STATED PROBLEM — Read the listing below and copy out every line that holds "生成氧气的质量不变".

━━ INFORMATION SHOWN ━━

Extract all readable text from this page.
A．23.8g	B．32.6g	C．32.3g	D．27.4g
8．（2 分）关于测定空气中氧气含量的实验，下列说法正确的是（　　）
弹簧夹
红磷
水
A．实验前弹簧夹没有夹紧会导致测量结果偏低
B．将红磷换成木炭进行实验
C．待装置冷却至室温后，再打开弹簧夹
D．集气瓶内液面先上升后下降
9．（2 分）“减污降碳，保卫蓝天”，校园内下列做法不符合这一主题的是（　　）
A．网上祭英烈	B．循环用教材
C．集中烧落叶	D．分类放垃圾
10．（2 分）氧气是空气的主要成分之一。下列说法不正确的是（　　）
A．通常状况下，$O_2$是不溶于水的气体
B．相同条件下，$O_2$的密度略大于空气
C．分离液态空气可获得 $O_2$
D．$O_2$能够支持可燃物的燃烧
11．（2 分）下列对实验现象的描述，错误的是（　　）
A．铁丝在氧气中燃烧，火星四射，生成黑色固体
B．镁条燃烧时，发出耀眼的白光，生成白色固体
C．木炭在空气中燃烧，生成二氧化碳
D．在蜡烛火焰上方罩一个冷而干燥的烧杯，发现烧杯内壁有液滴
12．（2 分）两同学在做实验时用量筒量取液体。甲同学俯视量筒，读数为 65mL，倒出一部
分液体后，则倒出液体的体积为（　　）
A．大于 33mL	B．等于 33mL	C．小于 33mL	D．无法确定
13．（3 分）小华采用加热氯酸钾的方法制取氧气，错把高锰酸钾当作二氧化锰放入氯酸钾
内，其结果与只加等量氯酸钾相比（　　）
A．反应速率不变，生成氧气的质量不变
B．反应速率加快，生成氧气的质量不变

━━━

FINISHED EXERCISE —
A．反应速率不变，生成氧气的质量不变
B．反应速率加快，生成氧气的质量不变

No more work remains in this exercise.